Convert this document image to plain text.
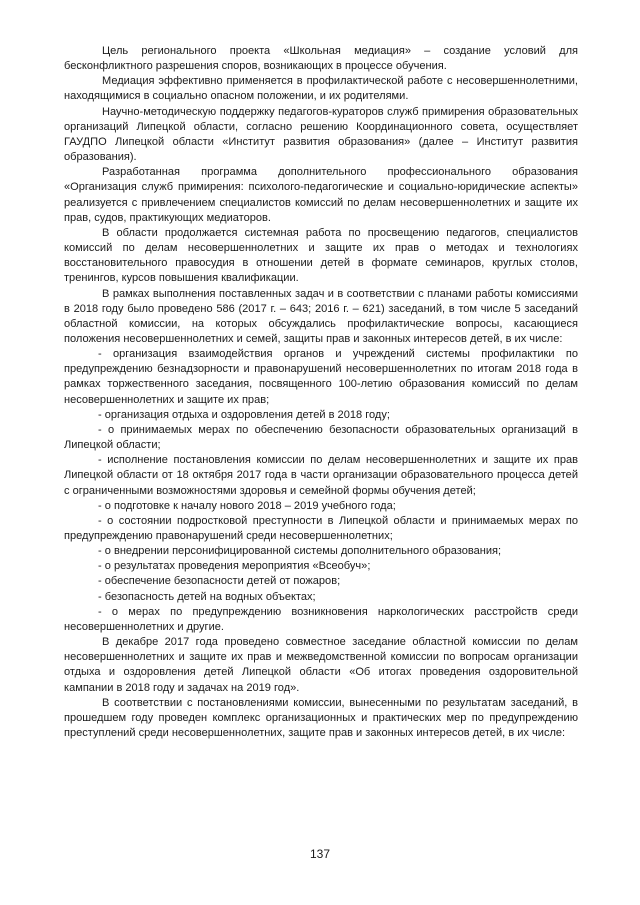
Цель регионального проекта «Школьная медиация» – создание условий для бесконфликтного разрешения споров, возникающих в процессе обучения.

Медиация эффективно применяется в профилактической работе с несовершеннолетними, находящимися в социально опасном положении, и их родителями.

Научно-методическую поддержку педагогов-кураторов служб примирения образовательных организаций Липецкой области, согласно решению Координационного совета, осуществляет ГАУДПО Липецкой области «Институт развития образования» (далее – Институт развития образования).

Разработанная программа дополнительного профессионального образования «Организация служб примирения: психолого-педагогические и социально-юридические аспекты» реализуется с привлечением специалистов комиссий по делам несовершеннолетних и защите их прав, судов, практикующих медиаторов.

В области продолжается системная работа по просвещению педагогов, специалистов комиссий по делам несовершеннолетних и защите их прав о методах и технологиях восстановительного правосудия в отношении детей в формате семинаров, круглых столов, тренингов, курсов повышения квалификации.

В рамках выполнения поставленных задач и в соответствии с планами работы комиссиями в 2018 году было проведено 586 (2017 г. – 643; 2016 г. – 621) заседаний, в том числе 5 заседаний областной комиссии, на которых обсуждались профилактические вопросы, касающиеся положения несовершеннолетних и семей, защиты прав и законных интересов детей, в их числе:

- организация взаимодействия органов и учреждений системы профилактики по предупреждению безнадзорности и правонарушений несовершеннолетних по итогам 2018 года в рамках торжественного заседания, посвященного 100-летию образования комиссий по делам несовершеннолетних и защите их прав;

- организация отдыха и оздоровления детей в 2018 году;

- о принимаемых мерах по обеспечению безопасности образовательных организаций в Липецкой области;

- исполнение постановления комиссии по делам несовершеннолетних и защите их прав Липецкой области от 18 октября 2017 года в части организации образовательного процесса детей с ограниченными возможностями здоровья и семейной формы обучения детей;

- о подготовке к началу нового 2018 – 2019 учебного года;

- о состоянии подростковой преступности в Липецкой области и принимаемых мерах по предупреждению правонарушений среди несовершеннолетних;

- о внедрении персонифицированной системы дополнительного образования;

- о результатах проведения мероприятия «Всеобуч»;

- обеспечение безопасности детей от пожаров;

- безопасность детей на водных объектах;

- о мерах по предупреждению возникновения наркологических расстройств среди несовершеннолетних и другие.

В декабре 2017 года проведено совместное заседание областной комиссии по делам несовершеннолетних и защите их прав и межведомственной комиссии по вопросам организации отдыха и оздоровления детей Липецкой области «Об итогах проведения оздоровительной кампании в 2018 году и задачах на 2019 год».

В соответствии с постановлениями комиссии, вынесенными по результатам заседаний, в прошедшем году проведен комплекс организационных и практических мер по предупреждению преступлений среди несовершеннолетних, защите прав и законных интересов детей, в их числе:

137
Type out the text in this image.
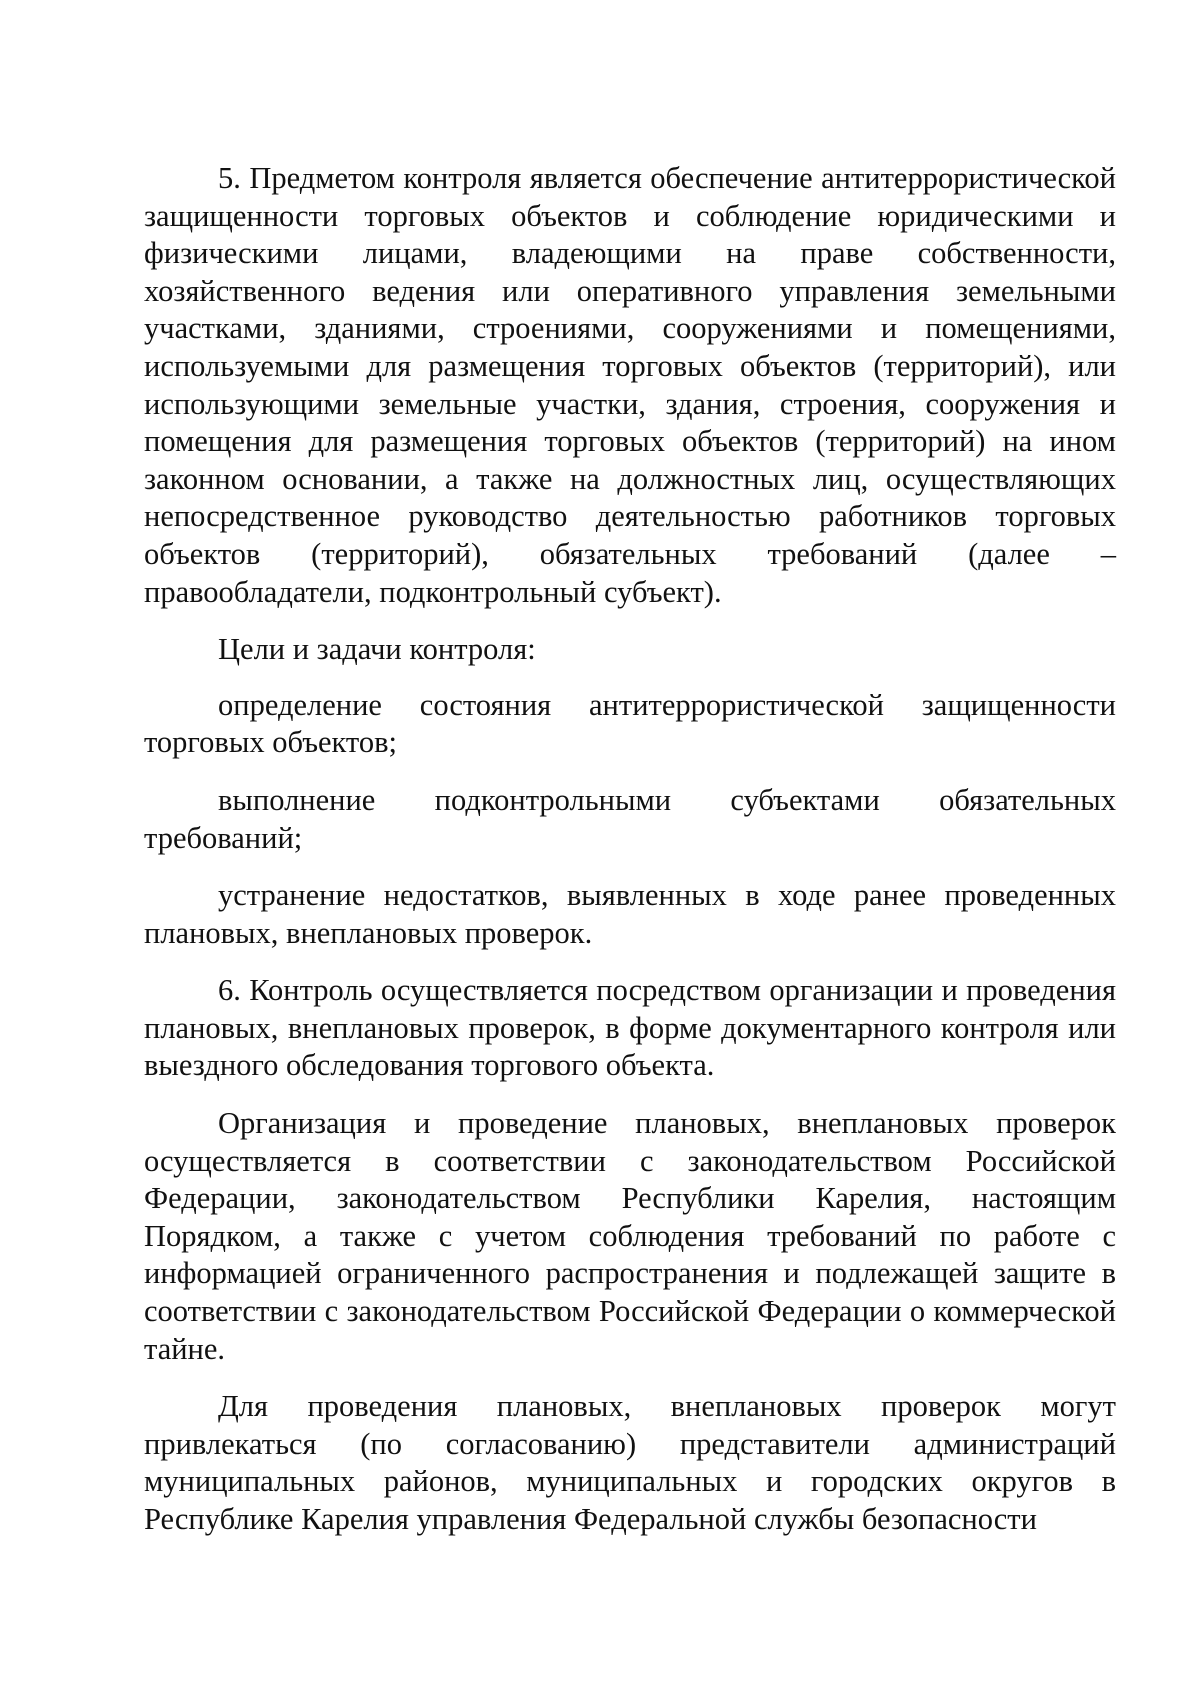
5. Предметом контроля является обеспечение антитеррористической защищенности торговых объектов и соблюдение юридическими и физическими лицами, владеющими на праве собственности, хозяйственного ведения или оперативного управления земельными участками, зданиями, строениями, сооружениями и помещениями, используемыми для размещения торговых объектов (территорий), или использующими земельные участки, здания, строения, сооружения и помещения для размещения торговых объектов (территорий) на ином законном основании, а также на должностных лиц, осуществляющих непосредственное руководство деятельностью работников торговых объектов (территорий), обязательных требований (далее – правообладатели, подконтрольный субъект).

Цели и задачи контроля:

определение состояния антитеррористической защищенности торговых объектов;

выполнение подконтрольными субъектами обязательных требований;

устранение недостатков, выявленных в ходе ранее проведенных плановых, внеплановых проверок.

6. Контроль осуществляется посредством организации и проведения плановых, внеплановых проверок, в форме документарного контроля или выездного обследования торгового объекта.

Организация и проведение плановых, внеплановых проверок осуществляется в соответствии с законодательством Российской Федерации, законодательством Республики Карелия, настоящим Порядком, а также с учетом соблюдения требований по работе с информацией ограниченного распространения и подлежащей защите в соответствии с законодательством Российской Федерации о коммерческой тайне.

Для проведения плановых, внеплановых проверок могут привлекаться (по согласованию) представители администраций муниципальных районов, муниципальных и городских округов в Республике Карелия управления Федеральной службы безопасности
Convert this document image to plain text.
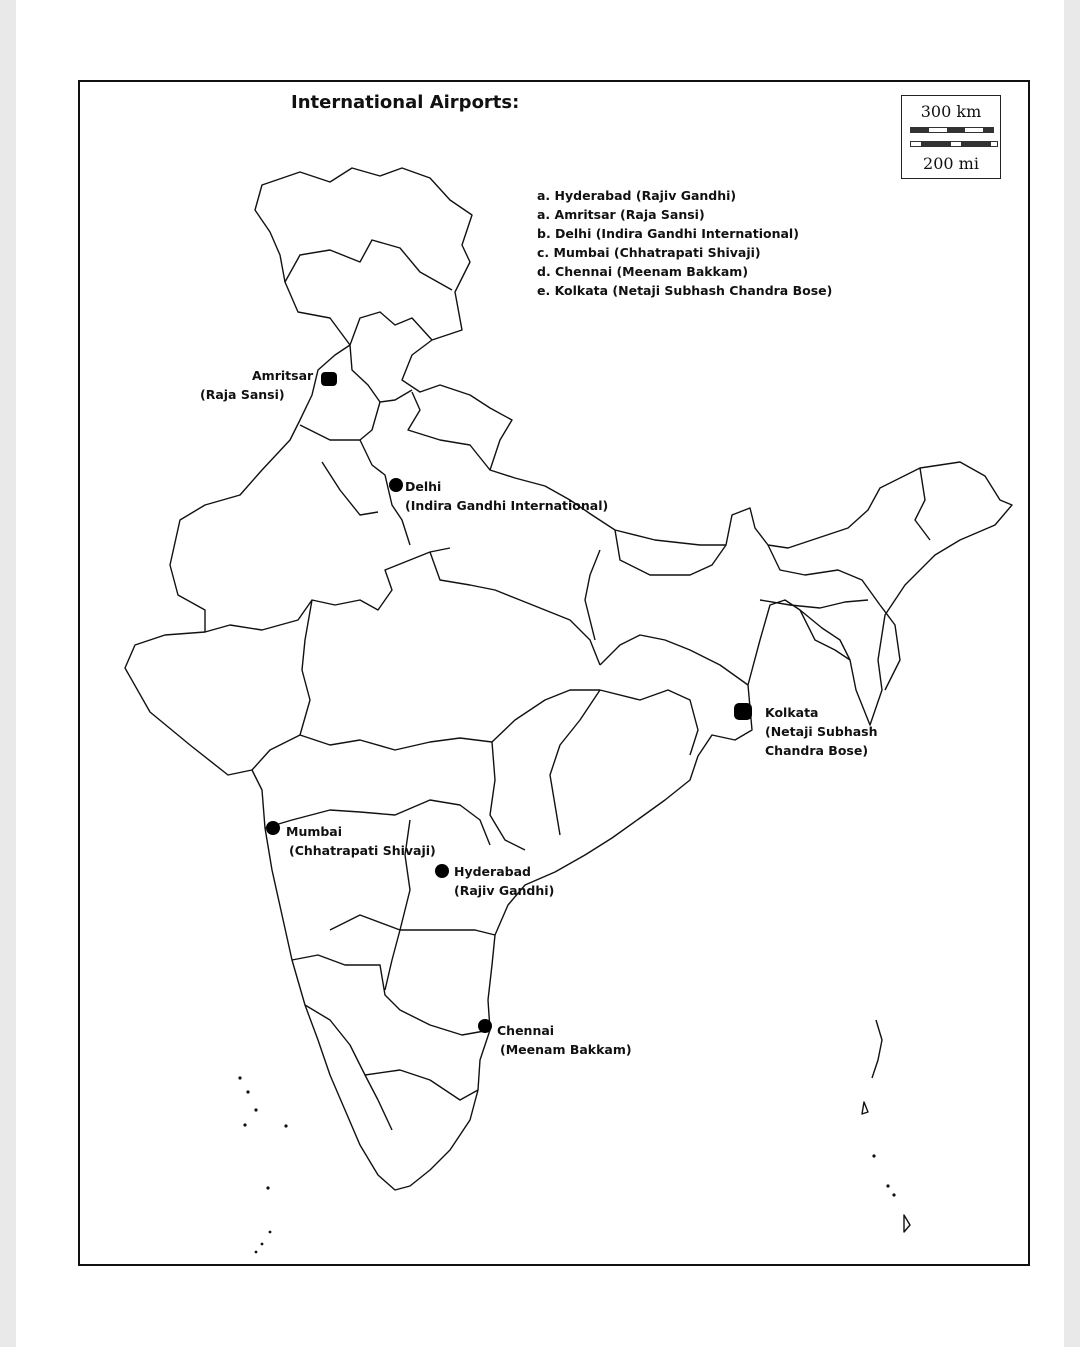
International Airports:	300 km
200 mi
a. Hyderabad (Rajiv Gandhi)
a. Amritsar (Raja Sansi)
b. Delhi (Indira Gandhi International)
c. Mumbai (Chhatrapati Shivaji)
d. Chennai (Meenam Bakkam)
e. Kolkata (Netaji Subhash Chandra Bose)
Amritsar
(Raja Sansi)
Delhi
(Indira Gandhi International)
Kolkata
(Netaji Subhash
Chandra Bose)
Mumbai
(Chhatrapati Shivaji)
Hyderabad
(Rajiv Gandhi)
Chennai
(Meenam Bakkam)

══════

§ Goal:
Write out the entries again, exactly as given, skipping any images.

§ Exercise solution:
Convert this document image to plain text.
Цель регионального проекта «Школьная медиация» – создание условий для бесконфликтного разрешения споров, возникающих в процессе обучения.

Медиация эффективно применяется в профилактической работе с несовершеннолетними, находящимися в социально опасном положении, и их родителями.

Научно-методическую поддержку педагогов-кураторов служб примирения образовательных организаций Липецкой области, согласно решению Координационного совета, осуществляет ГАУДПО Липецкой области «Институт развития образования» (далее – Институт развития образования).

Разработанная программа дополнительного профессионального образования «Организация служб примирения: психолого-педагогические и социально-юридические аспекты» реализуется с привлечением специалистов комиссий по делам несовершеннолетних и защите их прав, судов, практикующих медиаторов.

В области продолжается системная работа по просвещению педагогов, специалистов комиссий по делам несовершеннолетних и защите их прав о методах и технологиях восстановительного правосудия в отношении детей в формате семинаров, круглых столов, тренингов, курсов повышения квалификации.

В рамках выполнения поставленных задач и в соответствии с планами работы комиссиями в 2018 году было проведено 586 (2017 г. – 643; 2016 г. – 621) заседаний, в том числе 5 заседаний областной комиссии, на которых обсуждались профилактические вопросы, касающиеся положения несовершеннолетних и семей, защиты прав и законных интересов детей, в их числе:

- организация взаимодействия органов и учреждений системы профилактики по предупреждению безнадзорности и правонарушений несовершеннолетних по итогам 2018 года в рамках торжественного заседания, посвященного 100-летию образования комиссий по делам несовершеннолетних и защите их прав;

- организация отдыха и оздоровления детей в 2018 году;

- о принимаемых мерах по обеспечению безопасности образовательных организаций в Липецкой области;

- исполнение постановления комиссии по делам несовершеннолетних и защите их прав Липецкой области от 18 октября 2017 года в части организации образовательного процесса детей с ограниченными возможностями здоровья и семейной формы обучения детей;

- о подготовке к началу нового 2018 – 2019 учебного года;

- о состоянии подростковой преступности в Липецкой области и принимаемых мерах по предупреждению правонарушений среди несовершеннолетних;

- о внедрении персонифицированной системы дополнительного образования;

- о результатах проведения мероприятия «Всеобуч»;

- обеспечение безопасности детей от пожаров;

- безопасность детей на водных объектах;

- о мерах по предупреждению возникновения наркологических расстройств среди несовершеннолетних и другие.

В декабре 2017 года проведено совместное заседание областной комиссии по делам несовершеннолетних и защите их прав и межведомственной комиссии по вопросам организации отдыха и оздоровления детей Липецкой области «Об итогах проведения оздоровительной кампании в 2018 году и задачах на 2019 год».

В соответствии с постановлениями комиссии, вынесенными по результатам заседаний, в прошедшем году проведен комплекс организационных и практических мер по предупреждению преступлений среди несовершеннолетних, защите прав и законных интересов детей, в их числе:

137
Type out the text in this image.
5. Предметом контроля является обеспечение антитеррористической защищенности торговых объектов и соблюдение юридическими и физическими лицами, владеющими на праве собственности, хозяйственного ведения или оперативного управления земельными участками, зданиями, строениями, сооружениями и помещениями, используемыми для размещения торговых объектов (территорий), или использующими земельные участки, здания, строения, сооружения и помещения для размещения торговых объектов (территорий) на ином законном основании, а также на должностных лиц, осуществляющих непосредственное руководство деятельностью работников торговых объектов (территорий), обязательных требований (далее – правообладатели, подконтрольный субъект).

Цели и задачи контроля:

определение состояния антитеррористической защищенности торговых объектов;

выполнение подконтрольными субъектами обязательных требований;

устранение недостатков, выявленных в ходе ранее проведенных плановых, внеплановых проверок.

6. Контроль осуществляется посредством организации и проведения плановых, внеплановых проверок, в форме документарного контроля или выездного обследования торгового объекта.

Организация и проведение плановых, внеплановых проверок осуществляется в соответствии с законодательством Российской Федерации, законодательством Республики Карелия, настоящим Порядком, а также с учетом соблюдения требований по работе с информацией ограниченного распространения и подлежащей защите в соответствии с законодательством Российской Федерации о коммерческой тайне.

Для проведения плановых, внеплановых проверок могут привлекаться (по согласованию) представители администраций муниципальных районов, муниципальных и городских округов в Республике Карелия управления Федеральной службы безопасности
Convert this document image to plain text.
International Airports:	300 km
200 mi
a. Hyderabad (Rajiv Gandhi)
a. Amritsar (Raja Sansi)
b. Delhi (Indira Gandhi International)
c. Mumbai (Chhatrapati Shivaji)
d. Chennai (Meenam Bakkam)
e. Kolkata (Netaji Subhash Chandra Bose)
Amritsar
(Raja Sansi)
Delhi
(Indira Gandhi International)
Kolkata
(Netaji Subhash
Chandra Bose)
Mumbai
(Chhatrapati Shivaji)
Hyderabad
(Rajiv Gandhi)
Chennai
(Meenam Bakkam)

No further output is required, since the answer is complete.